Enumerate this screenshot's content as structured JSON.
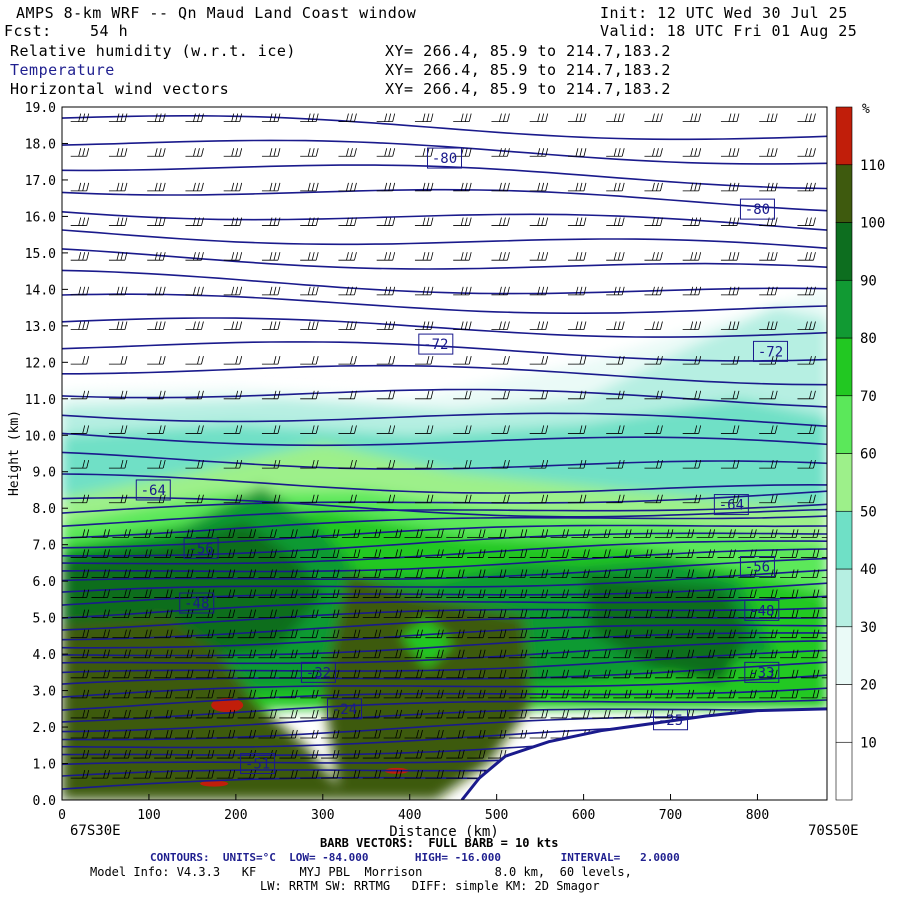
{
  "header": {
    "title": "AMPS 8-km WRF -- Qn Maud Land Coast window",
    "init": "Init: 12 UTC Wed 30 Jul 25",
    "fcst_label": "Fcst:",
    "fcst_value": "54 h",
    "valid": "Valid: 18 UTC Fri 01 Aug 25",
    "fields": [
      {
        "name": "Relative humidity (w.r.t. ice)",
        "xy": "XY= 266.4, 85.9 to 214.7,183.2"
      },
      {
        "name": "Temperature",
        "xy": "XY= 266.4, 85.9 to 214.7,183.2"
      },
      {
        "name": "Horizontal wind vectors",
        "xy": "XY= 266.4, 85.9 to 214.7,183.2"
      }
    ]
  },
  "chart_data": {
    "type": "cross-section",
    "xlabel": "Distance (km)",
    "ylabel": "Height (km)",
    "xlim": [
      0,
      880
    ],
    "ylim": [
      0,
      19
    ],
    "x_ticks": [
      0,
      100,
      200,
      300,
      400,
      500,
      600,
      700,
      800
    ],
    "y_ticks": [
      "0.0",
      "1.0",
      "2.0",
      "3.0",
      "4.0",
      "5.0",
      "6.0",
      "7.0",
      "8.0",
      "9.0",
      "10.0",
      "11.0",
      "12.0",
      "13.0",
      "14.0",
      "15.0",
      "16.0",
      "17.0",
      "18.0",
      "19.0"
    ],
    "left_endpoint": "67S30E",
    "right_endpoint": "70S50E",
    "colorbar": {
      "unit": "%",
      "levels": [
        10,
        20,
        30,
        40,
        50,
        60,
        70,
        80,
        90,
        100,
        110
      ],
      "colors": [
        "#ffffff",
        "#ffffff",
        "#eafaf7",
        "#b6efe2",
        "#6fe0c6",
        "#9df08a",
        "#5be85a",
        "#22c822",
        "#119a33",
        "#0d6e1f",
        "#3e5a0e",
        "#c11e0a"
      ]
    },
    "contour_labels": [
      {
        "text": "-80",
        "x": 440,
        "y": 17.6
      },
      {
        "text": "-80",
        "x": 800,
        "y": 16.2
      },
      {
        "text": "-72",
        "x": 430,
        "y": 12.5
      },
      {
        "text": "-72",
        "x": 815,
        "y": 12.3
      },
      {
        "text": "-64",
        "x": 105,
        "y": 8.5
      },
      {
        "text": "-64",
        "x": 770,
        "y": 8.1
      },
      {
        "text": "-56",
        "x": 160,
        "y": 6.9
      },
      {
        "text": "-56",
        "x": 800,
        "y": 6.4
      },
      {
        "text": "-48",
        "x": 155,
        "y": 5.4
      },
      {
        "text": "-48",
        "x": 805,
        "y": 5.2
      },
      {
        "text": "-32",
        "x": 295,
        "y": 3.5
      },
      {
        "text": "-33",
        "x": 805,
        "y": 3.5
      },
      {
        "text": "-24",
        "x": 325,
        "y": 2.5
      },
      {
        "text": "-51",
        "x": 225,
        "y": 1.0
      },
      {
        "text": "-25",
        "x": 700,
        "y": 2.2
      }
    ],
    "terrain_profile": [
      [
        0,
        0
      ],
      [
        460,
        0
      ],
      [
        480,
        0.6
      ],
      [
        510,
        1.2
      ],
      [
        560,
        1.6
      ],
      [
        620,
        1.9
      ],
      [
        680,
        2.1
      ],
      [
        740,
        2.3
      ],
      [
        800,
        2.45
      ],
      [
        880,
        2.5
      ]
    ]
  },
  "footer": {
    "barb_line": "BARB VECTORS:  FULL BARB = 10 kts",
    "contours_line": "CONTOURS:  UNITS=°C  LOW= -84.000       HIGH= -16.000         INTERVAL=   2.0000",
    "model_line1": "Model Info: V4.3.3   KF      MYJ PBL  Morrison          8.0 km,  60 levels,",
    "model_line2": "LW: RRTM SW: RRTMG   DIFF: simple KM: 2D Smagor"
  }
}
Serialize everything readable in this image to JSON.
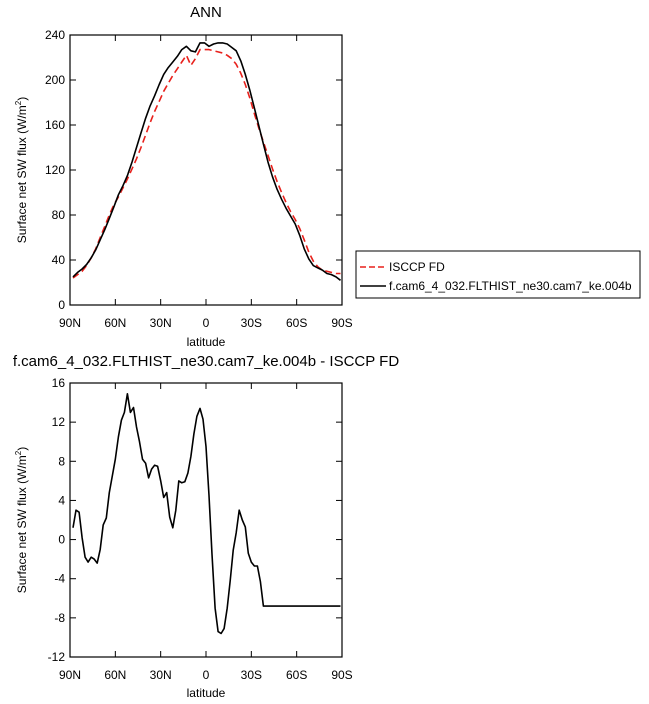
{
  "chart_data": [
    {
      "type": "line",
      "title": "ANN",
      "xlabel": "latitude",
      "ylabel_main": "Surface net SW flux (W/m",
      "ylabel_sup": "2",
      "ylabel_close": ")",
      "xlim": [
        -90,
        90
      ],
      "ylim": [
        0,
        240
      ],
      "xticks": [
        -90,
        -60,
        -30,
        0,
        30,
        60,
        90
      ],
      "xtick_labels": [
        "90N",
        "60N",
        "30N",
        "0",
        "30S",
        "60S",
        "90S"
      ],
      "yticks": [
        0,
        40,
        80,
        120,
        160,
        200,
        240
      ],
      "ytick_labels": [
        "0",
        "40",
        "80",
        "120",
        "160",
        "200",
        "240"
      ],
      "legend": {
        "position": "right",
        "entries": [
          "ISCCP FD",
          "f.cam6_4_032.FLTHIST_ne30.cam7_ke.004b"
        ]
      },
      "series": [
        {
          "name": "ISCCP FD",
          "color": "#e8211c",
          "dash": true,
          "x": [
            -88,
            -85,
            -82,
            -79,
            -76,
            -73,
            -70,
            -67,
            -64,
            -61,
            -58,
            -55,
            -52,
            -49,
            -46,
            -43,
            -40,
            -37,
            -34,
            -31,
            -28,
            -25,
            -22,
            -19,
            -16,
            -13,
            -10,
            -7,
            -4,
            -1,
            2,
            5,
            8,
            11,
            14,
            17,
            20,
            23,
            26,
            29,
            32,
            35,
            38,
            41,
            44,
            47,
            50,
            53,
            56,
            59,
            62,
            65,
            68,
            71,
            74,
            77,
            80,
            83,
            86,
            89
          ],
          "y": [
            24,
            27,
            30,
            35,
            42,
            50,
            60,
            70,
            80,
            89,
            96,
            104,
            112,
            121,
            130,
            140,
            151,
            162,
            172,
            181,
            190,
            197,
            204,
            210,
            216,
            222,
            213,
            219,
            227,
            227,
            227,
            226,
            225,
            224,
            222,
            219,
            214,
            206,
            196,
            184,
            170,
            157,
            145,
            133,
            121,
            110,
            100,
            91,
            83,
            76,
            68,
            58,
            47,
            39,
            34,
            31,
            30,
            29,
            28,
            28
          ]
        },
        {
          "name": "f.cam6_4_032.FLTHIST_ne30.cam7_ke.004b",
          "color": "#000000",
          "dash": false,
          "x": [
            -88,
            -85,
            -82,
            -79,
            -76,
            -73,
            -70,
            -67,
            -64,
            -61,
            -58,
            -55,
            -52,
            -49,
            -46,
            -43,
            -40,
            -37,
            -34,
            -31,
            -28,
            -25,
            -22,
            -19,
            -16,
            -13,
            -10,
            -7,
            -4,
            -1,
            2,
            5,
            8,
            11,
            14,
            17,
            20,
            23,
            26,
            29,
            32,
            35,
            38,
            41,
            44,
            47,
            50,
            53,
            56,
            59,
            62,
            65,
            68,
            71,
            74,
            77,
            80,
            83,
            86,
            89
          ],
          "y": [
            25,
            29,
            32,
            36,
            42,
            49,
            58,
            67,
            77,
            87,
            98,
            106,
            115,
            127,
            140,
            153,
            166,
            177,
            186,
            196,
            205,
            211,
            216,
            221,
            227,
            230,
            226,
            225,
            233,
            233,
            230,
            232,
            233,
            233,
            232,
            229,
            226,
            217,
            205,
            191,
            175,
            159,
            143,
            127,
            114,
            103,
            94,
            86,
            79,
            72,
            62,
            50,
            41,
            35,
            33,
            31,
            28,
            27,
            25,
            22
          ]
        }
      ]
    },
    {
      "type": "line",
      "title": "f.cam6_4_032.FLTHIST_ne30.cam7_ke.004b - ISCCP FD",
      "xlabel": "latitude",
      "ylabel_main": "Surface net SW flux (W/m",
      "ylabel_sup": "2",
      "ylabel_close": ")",
      "xlim": [
        -90,
        90
      ],
      "ylim": [
        -12,
        16
      ],
      "xticks": [
        -90,
        -60,
        -30,
        0,
        30,
        60,
        90
      ],
      "xtick_labels": [
        "90N",
        "60N",
        "30N",
        "0",
        "30S",
        "60S",
        "90S"
      ],
      "yticks": [
        -12,
        -8,
        -4,
        0,
        4,
        8,
        12,
        16
      ],
      "ytick_labels": [
        "-12",
        "-8",
        "-4",
        "0",
        "4",
        "8",
        "12",
        "16"
      ],
      "series": [
        {
          "color": "#000000",
          "dash": false,
          "x": [
            -88,
            -86,
            -84,
            -82,
            -80,
            -78,
            -76,
            -74,
            -72,
            -70,
            -68,
            -66,
            -64,
            -62,
            -60,
            -58,
            -56,
            -54,
            -52,
            -50,
            -48,
            -46,
            -44,
            -42,
            -40,
            -38,
            -36,
            -34,
            -32,
            -30,
            -28,
            -26,
            -24,
            -22,
            -20,
            -18,
            -16,
            -14,
            -12,
            -10,
            -8,
            -6,
            -4,
            -2,
            0,
            2,
            4,
            6,
            8,
            10,
            12,
            14,
            16,
            18,
            20,
            22,
            24,
            26,
            28,
            30,
            32,
            34,
            36,
            38,
            40,
            42,
            44,
            46,
            48,
            50,
            52,
            54,
            56,
            58,
            60,
            62,
            64,
            66,
            68,
            70,
            72,
            74,
            76,
            78,
            80,
            82,
            84,
            86,
            88,
            89
          ],
          "y": [
            1.2,
            3.0,
            2.8,
            0.2,
            -1.8,
            -2.3,
            -1.8,
            -2.0,
            -2.4,
            -1.0,
            1.5,
            2.2,
            4.8,
            6.5,
            8.2,
            10.5,
            12.2,
            13.0,
            14.9,
            13.0,
            13.5,
            11.5,
            10.0,
            8.2,
            7.8,
            6.3,
            7.2,
            7.6,
            7.5,
            6.0,
            4.3,
            4.8,
            2.3,
            1.2,
            3.0,
            6.0,
            5.8,
            5.9,
            6.8,
            8.5,
            10.8,
            12.6,
            13.4,
            12.3,
            9.5,
            4.5,
            -1.5,
            -7.0,
            -9.4,
            -9.6,
            -9.1,
            -7.0,
            -4.2,
            -1.1,
            0.7,
            3.0,
            2.0,
            1.3,
            -1.4,
            -2.3,
            -2.7,
            -2.7,
            -4.3,
            -6.8,
            -6.8,
            -6.8,
            -6.8,
            -6.8,
            -6.8,
            -6.8,
            -6.8,
            -6.8,
            -6.8,
            -6.8,
            -6.8,
            -6.8,
            -6.8,
            -6.8,
            -6.8,
            -6.8,
            -6.8,
            -6.8,
            -6.8,
            -6.8,
            -6.8,
            -6.8,
            -6.8,
            -6.8,
            -6.8,
            -6.8
          ]
        }
      ]
    }
  ]
}
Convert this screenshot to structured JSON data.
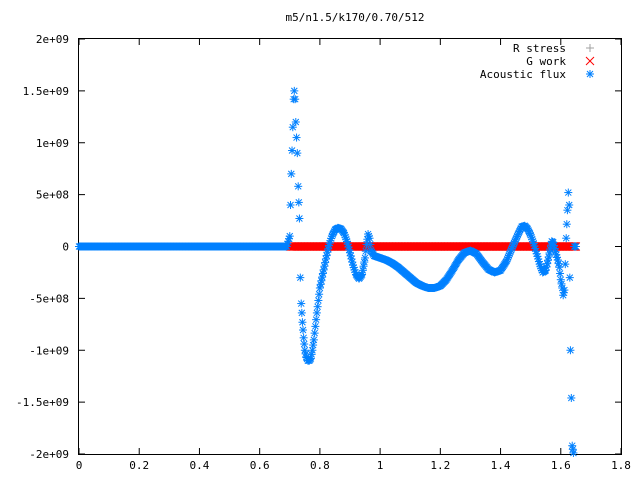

Brief. Where a line above holds the string "screenshot", show that line.

The result.
Enumerate this screenshot's content as structured JSON.
Convert this screenshot to structured JSON data.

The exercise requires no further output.